[START Material supplied]

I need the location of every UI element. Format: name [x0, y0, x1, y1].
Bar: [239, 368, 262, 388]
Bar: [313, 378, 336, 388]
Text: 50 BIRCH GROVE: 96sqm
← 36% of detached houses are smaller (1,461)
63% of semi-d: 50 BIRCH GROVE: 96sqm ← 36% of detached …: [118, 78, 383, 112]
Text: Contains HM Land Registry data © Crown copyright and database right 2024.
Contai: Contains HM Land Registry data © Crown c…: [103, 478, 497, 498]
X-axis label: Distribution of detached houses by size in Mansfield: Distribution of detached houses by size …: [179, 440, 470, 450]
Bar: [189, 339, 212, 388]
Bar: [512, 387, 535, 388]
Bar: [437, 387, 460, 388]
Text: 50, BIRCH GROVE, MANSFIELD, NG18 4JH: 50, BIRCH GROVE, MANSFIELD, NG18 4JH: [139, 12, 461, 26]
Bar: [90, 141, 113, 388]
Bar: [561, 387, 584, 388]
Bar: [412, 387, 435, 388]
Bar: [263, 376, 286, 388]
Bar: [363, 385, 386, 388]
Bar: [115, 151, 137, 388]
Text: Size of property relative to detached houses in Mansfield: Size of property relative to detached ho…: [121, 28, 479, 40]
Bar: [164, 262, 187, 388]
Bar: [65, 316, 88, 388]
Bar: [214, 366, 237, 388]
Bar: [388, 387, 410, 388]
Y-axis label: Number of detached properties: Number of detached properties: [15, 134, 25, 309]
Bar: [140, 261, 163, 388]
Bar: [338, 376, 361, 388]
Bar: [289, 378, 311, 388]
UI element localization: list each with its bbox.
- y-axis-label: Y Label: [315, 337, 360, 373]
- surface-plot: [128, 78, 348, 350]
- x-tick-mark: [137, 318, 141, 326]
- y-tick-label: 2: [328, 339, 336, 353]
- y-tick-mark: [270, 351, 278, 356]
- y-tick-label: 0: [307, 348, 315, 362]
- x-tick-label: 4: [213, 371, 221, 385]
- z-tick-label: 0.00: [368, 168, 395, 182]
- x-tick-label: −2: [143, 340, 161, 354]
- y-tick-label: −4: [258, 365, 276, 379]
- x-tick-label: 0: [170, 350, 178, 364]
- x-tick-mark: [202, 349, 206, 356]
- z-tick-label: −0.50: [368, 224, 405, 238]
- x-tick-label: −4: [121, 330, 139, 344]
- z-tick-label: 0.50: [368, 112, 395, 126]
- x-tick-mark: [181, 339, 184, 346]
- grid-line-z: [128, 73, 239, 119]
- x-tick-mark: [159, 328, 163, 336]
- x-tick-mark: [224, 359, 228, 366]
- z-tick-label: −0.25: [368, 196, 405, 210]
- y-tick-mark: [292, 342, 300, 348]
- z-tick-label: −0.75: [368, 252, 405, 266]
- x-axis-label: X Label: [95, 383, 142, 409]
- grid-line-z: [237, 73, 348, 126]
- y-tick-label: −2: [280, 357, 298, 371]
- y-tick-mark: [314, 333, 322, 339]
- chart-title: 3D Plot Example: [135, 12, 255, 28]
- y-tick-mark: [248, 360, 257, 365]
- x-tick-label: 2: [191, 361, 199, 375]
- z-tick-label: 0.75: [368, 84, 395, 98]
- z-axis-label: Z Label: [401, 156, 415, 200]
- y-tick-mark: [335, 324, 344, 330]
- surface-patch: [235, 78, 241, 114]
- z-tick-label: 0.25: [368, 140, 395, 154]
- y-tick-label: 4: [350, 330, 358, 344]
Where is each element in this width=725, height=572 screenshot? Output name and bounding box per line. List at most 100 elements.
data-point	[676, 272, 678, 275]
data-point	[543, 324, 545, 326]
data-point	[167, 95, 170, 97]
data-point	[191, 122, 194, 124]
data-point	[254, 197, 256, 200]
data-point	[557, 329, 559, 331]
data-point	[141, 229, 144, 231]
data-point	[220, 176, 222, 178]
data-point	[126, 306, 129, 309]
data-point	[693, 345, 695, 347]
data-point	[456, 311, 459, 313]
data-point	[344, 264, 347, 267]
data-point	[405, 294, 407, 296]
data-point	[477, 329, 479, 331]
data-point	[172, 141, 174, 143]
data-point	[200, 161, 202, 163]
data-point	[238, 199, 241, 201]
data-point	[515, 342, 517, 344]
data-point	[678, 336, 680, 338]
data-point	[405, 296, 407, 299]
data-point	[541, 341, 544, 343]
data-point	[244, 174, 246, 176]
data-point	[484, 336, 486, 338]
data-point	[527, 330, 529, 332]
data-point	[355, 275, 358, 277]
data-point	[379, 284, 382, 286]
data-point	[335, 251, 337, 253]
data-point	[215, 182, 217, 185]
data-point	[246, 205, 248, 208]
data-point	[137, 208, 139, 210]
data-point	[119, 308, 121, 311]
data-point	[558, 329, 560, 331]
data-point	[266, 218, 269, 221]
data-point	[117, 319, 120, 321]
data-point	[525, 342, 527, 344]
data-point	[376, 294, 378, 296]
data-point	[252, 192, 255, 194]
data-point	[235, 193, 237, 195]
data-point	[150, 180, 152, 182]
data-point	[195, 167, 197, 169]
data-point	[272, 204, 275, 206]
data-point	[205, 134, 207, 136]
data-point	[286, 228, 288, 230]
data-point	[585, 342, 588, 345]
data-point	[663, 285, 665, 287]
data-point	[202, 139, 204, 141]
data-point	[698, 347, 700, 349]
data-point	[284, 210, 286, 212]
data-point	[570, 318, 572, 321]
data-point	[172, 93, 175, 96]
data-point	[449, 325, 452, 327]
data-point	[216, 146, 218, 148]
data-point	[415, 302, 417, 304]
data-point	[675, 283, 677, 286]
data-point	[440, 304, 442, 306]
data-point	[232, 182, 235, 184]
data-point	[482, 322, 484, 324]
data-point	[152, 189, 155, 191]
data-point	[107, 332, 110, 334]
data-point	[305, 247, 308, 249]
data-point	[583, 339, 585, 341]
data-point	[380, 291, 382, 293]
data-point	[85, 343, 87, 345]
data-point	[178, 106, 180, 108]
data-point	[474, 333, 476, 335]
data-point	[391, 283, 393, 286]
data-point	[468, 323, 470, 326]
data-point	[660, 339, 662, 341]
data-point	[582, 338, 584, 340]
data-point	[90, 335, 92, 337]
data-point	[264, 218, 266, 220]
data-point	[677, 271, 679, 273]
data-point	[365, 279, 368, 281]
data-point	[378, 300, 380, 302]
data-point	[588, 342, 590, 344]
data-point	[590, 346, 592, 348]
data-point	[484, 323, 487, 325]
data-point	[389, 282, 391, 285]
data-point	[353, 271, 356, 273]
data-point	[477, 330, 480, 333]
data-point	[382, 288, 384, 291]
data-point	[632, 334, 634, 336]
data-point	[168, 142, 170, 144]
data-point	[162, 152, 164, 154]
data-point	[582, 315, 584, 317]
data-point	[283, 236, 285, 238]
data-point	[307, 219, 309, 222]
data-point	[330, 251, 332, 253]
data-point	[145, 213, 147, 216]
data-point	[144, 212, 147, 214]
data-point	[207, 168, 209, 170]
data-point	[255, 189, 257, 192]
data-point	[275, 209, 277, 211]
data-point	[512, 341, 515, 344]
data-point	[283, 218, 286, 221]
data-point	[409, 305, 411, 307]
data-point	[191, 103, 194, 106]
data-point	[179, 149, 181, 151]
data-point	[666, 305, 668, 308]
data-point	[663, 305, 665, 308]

[END Material supplied]

(Work required) Please reproduce all of the lines above word for word, changing nothing.

(Final answer)
I need the location of every UI element. Format: name [x0, y0, x1, y1].
Bar: [239, 368, 262, 388]
Bar: [313, 378, 336, 388]
Text: 50 BIRCH GROVE: 96sqm
← 36% of detached houses are smaller (1,461)
63% of semi-d: 50 BIRCH GROVE: 96sqm ← 36% of detached …: [118, 78, 383, 112]
Text: Contains HM Land Registry data © Crown copyright and database right 2024.
Contai: Contains HM Land Registry data © Crown c…: [103, 478, 497, 498]
X-axis label: Distribution of detached houses by size in Mansfield: Distribution of detached houses by size …: [179, 440, 470, 450]
Bar: [189, 339, 212, 388]
Bar: [512, 387, 535, 388]
Bar: [437, 387, 460, 388]
Text: 50, BIRCH GROVE, MANSFIELD, NG18 4JH: 50, BIRCH GROVE, MANSFIELD, NG18 4JH: [139, 12, 461, 26]
Bar: [90, 141, 113, 388]
Bar: [561, 387, 584, 388]
Bar: [412, 387, 435, 388]
Bar: [263, 376, 286, 388]
Bar: [363, 385, 386, 388]
Bar: [115, 151, 137, 388]
Text: Size of property relative to detached houses in Mansfield: Size of property relative to detached ho…: [121, 28, 479, 40]
Bar: [164, 262, 187, 388]
Bar: [65, 316, 88, 388]
Bar: [214, 366, 237, 388]
Bar: [388, 387, 410, 388]
Y-axis label: Number of detached properties: Number of detached properties: [15, 134, 25, 309]
Bar: [140, 261, 163, 388]
Bar: [338, 376, 361, 388]
Bar: [289, 378, 311, 388]
UI element localization: list each with its bbox.
- y-axis-label: Y Label: [315, 337, 360, 373]
- surface-plot: [128, 78, 348, 350]
- x-tick-mark: [137, 318, 141, 326]
- y-tick-label: 2: [328, 339, 336, 353]
- y-tick-mark: [270, 351, 278, 356]
- y-tick-label: 0: [307, 348, 315, 362]
- x-tick-label: 4: [213, 371, 221, 385]
- z-tick-label: 0.00: [368, 168, 395, 182]
- x-tick-label: −2: [143, 340, 161, 354]
- y-tick-label: −4: [258, 365, 276, 379]
- x-tick-label: 0: [170, 350, 178, 364]
- x-tick-mark: [202, 349, 206, 356]
- z-tick-label: −0.50: [368, 224, 405, 238]
- x-tick-label: −4: [121, 330, 139, 344]
- z-tick-label: 0.50: [368, 112, 395, 126]
- x-tick-mark: [181, 339, 184, 346]
- grid-line-z: [128, 73, 239, 119]
- x-tick-mark: [159, 328, 163, 336]
- x-tick-mark: [224, 359, 228, 366]
- z-tick-label: −0.25: [368, 196, 405, 210]
- y-tick-mark: [292, 342, 300, 348]
- z-tick-label: −0.75: [368, 252, 405, 266]
- x-axis-label: X Label: [95, 383, 142, 409]
- grid-line-z: [237, 73, 348, 126]
- y-tick-label: −2: [280, 357, 298, 371]
- y-tick-mark: [314, 333, 322, 339]
- chart-title: 3D Plot Example: [135, 12, 255, 28]
- y-tick-mark: [248, 360, 257, 365]
- x-tick-label: 2: [191, 361, 199, 375]
- z-tick-label: 0.75: [368, 84, 395, 98]
- z-axis-label: Z Label: [401, 156, 415, 200]
- y-tick-mark: [335, 324, 344, 330]
- surface-patch: [235, 78, 241, 114]
- z-tick-label: 0.25: [368, 140, 395, 154]
- y-tick-label: 4: [350, 330, 358, 344]
Where is each element in this width=725, height=572 screenshot? Output name and bounding box per line. List at most 100 elements.
data-point	[676, 272, 678, 275]
data-point	[543, 324, 545, 326]
data-point	[167, 95, 170, 97]
data-point	[191, 122, 194, 124]
data-point	[254, 197, 256, 200]
data-point	[557, 329, 559, 331]
data-point	[141, 229, 144, 231]
data-point	[220, 176, 222, 178]
data-point	[126, 306, 129, 309]
data-point	[693, 345, 695, 347]
data-point	[456, 311, 459, 313]
data-point	[344, 264, 347, 267]
data-point	[405, 294, 407, 296]
data-point	[477, 329, 479, 331]
data-point	[172, 141, 174, 143]
data-point	[200, 161, 202, 163]
data-point	[238, 199, 241, 201]
data-point	[515, 342, 517, 344]
data-point	[678, 336, 680, 338]
data-point	[405, 296, 407, 299]
data-point	[541, 341, 544, 343]
data-point	[244, 174, 246, 176]
data-point	[484, 336, 486, 338]
data-point	[527, 330, 529, 332]
data-point	[355, 275, 358, 277]
data-point	[379, 284, 382, 286]
data-point	[335, 251, 337, 253]
data-point	[215, 182, 217, 185]
data-point	[246, 205, 248, 208]
data-point	[137, 208, 139, 210]
data-point	[119, 308, 121, 311]
data-point	[558, 329, 560, 331]
data-point	[266, 218, 269, 221]
data-point	[117, 319, 120, 321]
data-point	[525, 342, 527, 344]
data-point	[376, 294, 378, 296]
data-point	[252, 192, 255, 194]
data-point	[235, 193, 237, 195]
data-point	[150, 180, 152, 182]
data-point	[195, 167, 197, 169]
data-point	[272, 204, 275, 206]
data-point	[205, 134, 207, 136]
data-point	[286, 228, 288, 230]
data-point	[585, 342, 588, 345]
data-point	[663, 285, 665, 287]
data-point	[202, 139, 204, 141]
data-point	[698, 347, 700, 349]
data-point	[284, 210, 286, 212]
data-point	[570, 318, 572, 321]
data-point	[172, 93, 175, 96]
data-point	[449, 325, 452, 327]
data-point	[216, 146, 218, 148]
data-point	[415, 302, 417, 304]
data-point	[675, 283, 677, 286]
data-point	[440, 304, 442, 306]
data-point	[232, 182, 235, 184]
data-point	[482, 322, 484, 324]
data-point	[152, 189, 155, 191]
data-point	[107, 332, 110, 334]
data-point	[305, 247, 308, 249]
data-point	[583, 339, 585, 341]
data-point	[380, 291, 382, 293]
data-point	[85, 343, 87, 345]
data-point	[178, 106, 180, 108]
data-point	[474, 333, 476, 335]
data-point	[391, 283, 393, 286]
data-point	[468, 323, 470, 326]
data-point	[660, 339, 662, 341]
data-point	[582, 338, 584, 340]
data-point	[90, 335, 92, 337]
data-point	[264, 218, 266, 220]
data-point	[677, 271, 679, 273]
data-point	[365, 279, 368, 281]
data-point	[378, 300, 380, 302]
data-point	[588, 342, 590, 344]
data-point	[590, 346, 592, 348]
data-point	[484, 323, 487, 325]
data-point	[389, 282, 391, 285]
data-point	[353, 271, 356, 273]
data-point	[477, 330, 480, 333]
data-point	[382, 288, 384, 291]
data-point	[632, 334, 634, 336]
data-point	[168, 142, 170, 144]
data-point	[162, 152, 164, 154]
data-point	[582, 315, 584, 317]
data-point	[283, 236, 285, 238]
data-point	[307, 219, 309, 222]
data-point	[330, 251, 332, 253]
data-point	[145, 213, 147, 216]
data-point	[144, 212, 147, 214]
data-point	[207, 168, 209, 170]
data-point	[255, 189, 257, 192]
data-point	[275, 209, 277, 211]
data-point	[512, 341, 515, 344]
data-point	[283, 218, 286, 221]
data-point	[409, 305, 411, 307]
data-point	[191, 103, 194, 106]
data-point	[179, 149, 181, 151]
data-point	[666, 305, 668, 308]
data-point	[663, 305, 665, 308]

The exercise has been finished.